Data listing
______
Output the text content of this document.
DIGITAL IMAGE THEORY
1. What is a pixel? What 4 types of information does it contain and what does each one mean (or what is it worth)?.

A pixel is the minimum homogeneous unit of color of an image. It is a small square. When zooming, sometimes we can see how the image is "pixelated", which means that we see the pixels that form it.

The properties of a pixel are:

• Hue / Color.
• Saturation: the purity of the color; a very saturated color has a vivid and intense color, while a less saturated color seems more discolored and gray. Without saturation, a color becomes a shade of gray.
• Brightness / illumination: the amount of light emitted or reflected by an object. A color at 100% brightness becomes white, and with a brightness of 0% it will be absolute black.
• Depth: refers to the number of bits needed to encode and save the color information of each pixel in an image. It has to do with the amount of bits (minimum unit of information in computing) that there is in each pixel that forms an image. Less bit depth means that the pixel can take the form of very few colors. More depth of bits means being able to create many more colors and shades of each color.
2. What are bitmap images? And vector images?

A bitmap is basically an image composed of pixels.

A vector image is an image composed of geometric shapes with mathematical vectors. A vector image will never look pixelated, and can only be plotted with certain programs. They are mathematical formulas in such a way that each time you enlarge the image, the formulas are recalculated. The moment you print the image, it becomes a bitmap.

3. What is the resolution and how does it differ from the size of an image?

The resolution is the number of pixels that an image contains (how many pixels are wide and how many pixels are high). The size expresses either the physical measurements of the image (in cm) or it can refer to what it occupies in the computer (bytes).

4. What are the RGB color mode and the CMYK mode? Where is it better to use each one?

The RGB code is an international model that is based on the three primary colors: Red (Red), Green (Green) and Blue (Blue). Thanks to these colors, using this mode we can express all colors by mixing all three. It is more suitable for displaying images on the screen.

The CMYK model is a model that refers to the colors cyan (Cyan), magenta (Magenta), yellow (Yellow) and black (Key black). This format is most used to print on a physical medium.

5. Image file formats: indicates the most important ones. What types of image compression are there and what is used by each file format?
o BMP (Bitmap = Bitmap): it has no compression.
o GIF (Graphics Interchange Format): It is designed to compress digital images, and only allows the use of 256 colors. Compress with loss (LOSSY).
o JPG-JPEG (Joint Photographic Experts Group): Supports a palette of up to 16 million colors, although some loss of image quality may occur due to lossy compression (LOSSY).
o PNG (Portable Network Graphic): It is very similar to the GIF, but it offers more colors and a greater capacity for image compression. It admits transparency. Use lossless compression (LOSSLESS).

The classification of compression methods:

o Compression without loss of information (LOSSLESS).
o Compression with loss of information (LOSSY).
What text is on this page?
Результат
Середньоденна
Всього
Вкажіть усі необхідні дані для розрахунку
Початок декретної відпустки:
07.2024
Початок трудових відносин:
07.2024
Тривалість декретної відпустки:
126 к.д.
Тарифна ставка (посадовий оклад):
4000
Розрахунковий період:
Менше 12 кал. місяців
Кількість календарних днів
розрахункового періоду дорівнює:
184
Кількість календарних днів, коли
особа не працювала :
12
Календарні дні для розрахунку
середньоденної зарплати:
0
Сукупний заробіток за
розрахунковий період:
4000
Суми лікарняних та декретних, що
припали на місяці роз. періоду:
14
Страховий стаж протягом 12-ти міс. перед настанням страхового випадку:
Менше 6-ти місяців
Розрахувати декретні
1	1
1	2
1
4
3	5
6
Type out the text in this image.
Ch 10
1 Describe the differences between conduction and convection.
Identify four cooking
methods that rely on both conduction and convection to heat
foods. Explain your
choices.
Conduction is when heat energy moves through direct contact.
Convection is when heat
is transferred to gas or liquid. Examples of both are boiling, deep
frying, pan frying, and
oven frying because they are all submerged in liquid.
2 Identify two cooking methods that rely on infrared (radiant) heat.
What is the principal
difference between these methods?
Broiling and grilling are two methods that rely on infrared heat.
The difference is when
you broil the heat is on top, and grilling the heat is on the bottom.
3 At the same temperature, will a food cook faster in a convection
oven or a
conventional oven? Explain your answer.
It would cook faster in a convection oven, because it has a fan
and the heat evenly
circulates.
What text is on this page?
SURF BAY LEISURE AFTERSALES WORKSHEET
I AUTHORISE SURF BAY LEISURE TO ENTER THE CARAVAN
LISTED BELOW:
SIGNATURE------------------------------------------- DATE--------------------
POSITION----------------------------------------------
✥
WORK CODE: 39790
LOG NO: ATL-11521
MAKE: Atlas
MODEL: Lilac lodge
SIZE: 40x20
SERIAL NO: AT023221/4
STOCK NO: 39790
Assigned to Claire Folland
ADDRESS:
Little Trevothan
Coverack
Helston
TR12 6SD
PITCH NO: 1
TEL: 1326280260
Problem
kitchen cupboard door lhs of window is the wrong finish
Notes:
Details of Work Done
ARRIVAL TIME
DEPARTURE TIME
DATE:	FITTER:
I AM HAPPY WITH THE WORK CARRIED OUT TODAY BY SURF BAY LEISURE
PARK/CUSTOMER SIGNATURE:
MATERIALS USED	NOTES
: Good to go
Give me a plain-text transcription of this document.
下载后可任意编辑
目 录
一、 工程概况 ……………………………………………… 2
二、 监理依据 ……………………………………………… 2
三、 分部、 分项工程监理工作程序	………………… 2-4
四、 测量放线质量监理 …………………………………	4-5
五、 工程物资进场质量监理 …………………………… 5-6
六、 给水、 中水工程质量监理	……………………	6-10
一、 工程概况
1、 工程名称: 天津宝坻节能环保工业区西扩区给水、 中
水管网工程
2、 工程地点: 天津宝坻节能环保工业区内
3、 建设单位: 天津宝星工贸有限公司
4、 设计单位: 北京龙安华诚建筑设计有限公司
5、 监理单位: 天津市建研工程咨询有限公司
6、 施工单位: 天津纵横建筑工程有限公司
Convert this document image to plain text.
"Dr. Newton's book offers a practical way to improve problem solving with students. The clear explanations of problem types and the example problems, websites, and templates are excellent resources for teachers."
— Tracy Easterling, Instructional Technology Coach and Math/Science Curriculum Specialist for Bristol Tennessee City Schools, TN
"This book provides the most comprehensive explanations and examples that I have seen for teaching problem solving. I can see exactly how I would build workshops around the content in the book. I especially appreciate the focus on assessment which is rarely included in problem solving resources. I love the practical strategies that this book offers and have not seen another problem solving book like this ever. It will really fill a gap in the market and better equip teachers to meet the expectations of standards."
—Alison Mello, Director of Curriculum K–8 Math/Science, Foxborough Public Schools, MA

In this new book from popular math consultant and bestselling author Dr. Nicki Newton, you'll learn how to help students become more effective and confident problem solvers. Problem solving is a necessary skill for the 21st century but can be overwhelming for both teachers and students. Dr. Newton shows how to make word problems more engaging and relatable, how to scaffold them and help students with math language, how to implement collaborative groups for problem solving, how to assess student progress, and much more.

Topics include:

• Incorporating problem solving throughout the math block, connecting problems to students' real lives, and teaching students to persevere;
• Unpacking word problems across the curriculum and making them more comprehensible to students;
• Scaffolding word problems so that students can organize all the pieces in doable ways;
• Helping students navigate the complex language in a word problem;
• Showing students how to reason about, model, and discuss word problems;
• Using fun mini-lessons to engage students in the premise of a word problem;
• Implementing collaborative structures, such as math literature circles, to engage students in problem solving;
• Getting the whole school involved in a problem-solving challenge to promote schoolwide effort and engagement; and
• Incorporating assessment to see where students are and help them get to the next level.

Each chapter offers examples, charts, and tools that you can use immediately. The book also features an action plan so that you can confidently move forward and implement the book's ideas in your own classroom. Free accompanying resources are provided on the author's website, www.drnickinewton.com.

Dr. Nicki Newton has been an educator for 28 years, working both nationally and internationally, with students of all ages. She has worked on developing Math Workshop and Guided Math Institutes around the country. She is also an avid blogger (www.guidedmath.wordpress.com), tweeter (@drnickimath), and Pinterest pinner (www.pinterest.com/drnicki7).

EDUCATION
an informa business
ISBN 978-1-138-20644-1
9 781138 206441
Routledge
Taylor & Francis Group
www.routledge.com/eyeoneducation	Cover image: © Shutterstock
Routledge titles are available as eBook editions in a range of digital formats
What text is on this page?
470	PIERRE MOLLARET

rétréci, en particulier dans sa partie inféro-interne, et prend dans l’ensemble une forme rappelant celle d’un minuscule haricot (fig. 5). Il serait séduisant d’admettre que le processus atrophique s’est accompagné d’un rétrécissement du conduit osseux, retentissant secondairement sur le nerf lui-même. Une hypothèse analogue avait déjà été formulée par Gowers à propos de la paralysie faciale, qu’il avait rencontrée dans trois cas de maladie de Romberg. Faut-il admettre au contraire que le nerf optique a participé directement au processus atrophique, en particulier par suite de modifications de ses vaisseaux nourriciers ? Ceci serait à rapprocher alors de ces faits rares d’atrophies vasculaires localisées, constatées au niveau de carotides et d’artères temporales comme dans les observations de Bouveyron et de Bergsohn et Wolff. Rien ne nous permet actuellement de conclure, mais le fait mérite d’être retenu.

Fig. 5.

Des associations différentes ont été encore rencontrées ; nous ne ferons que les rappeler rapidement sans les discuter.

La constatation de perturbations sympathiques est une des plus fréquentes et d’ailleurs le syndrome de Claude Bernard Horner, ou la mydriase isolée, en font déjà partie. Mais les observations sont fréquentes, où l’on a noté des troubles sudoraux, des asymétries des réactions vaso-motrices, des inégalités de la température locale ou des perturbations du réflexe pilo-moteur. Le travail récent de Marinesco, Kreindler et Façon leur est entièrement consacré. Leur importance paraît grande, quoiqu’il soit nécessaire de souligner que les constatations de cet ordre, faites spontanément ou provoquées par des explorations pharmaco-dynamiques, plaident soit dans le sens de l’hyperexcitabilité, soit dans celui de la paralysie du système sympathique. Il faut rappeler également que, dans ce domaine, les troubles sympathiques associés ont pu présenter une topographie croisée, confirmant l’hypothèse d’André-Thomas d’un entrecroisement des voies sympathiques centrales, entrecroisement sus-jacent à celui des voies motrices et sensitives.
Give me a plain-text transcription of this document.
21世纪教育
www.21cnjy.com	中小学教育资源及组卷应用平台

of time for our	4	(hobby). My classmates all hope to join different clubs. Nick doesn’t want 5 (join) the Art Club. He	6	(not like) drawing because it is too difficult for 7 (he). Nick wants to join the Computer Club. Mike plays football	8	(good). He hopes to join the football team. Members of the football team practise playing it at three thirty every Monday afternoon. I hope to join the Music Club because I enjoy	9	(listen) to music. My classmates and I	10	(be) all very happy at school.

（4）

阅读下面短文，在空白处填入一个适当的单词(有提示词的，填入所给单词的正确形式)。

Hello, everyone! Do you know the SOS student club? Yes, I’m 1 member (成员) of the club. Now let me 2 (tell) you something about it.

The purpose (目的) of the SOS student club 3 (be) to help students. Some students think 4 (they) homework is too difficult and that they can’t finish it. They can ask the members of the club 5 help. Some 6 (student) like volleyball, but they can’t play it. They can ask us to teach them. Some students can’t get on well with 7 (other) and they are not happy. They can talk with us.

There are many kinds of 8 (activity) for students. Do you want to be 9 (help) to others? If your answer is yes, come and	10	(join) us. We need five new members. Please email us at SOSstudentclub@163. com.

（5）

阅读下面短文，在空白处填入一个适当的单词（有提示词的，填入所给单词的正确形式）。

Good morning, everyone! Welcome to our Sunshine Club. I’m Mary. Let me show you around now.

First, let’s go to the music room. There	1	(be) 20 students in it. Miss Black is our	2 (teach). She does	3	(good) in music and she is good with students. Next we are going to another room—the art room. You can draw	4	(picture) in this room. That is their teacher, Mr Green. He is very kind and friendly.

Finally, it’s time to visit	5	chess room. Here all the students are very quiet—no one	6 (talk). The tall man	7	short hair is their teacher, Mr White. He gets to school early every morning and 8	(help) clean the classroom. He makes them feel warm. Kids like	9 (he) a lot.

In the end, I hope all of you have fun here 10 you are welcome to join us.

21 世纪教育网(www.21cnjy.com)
______
| What the task asks |
Going through the entries above, report how many lines include the string "everyone". The number alone is the answer.

| Complete response |
2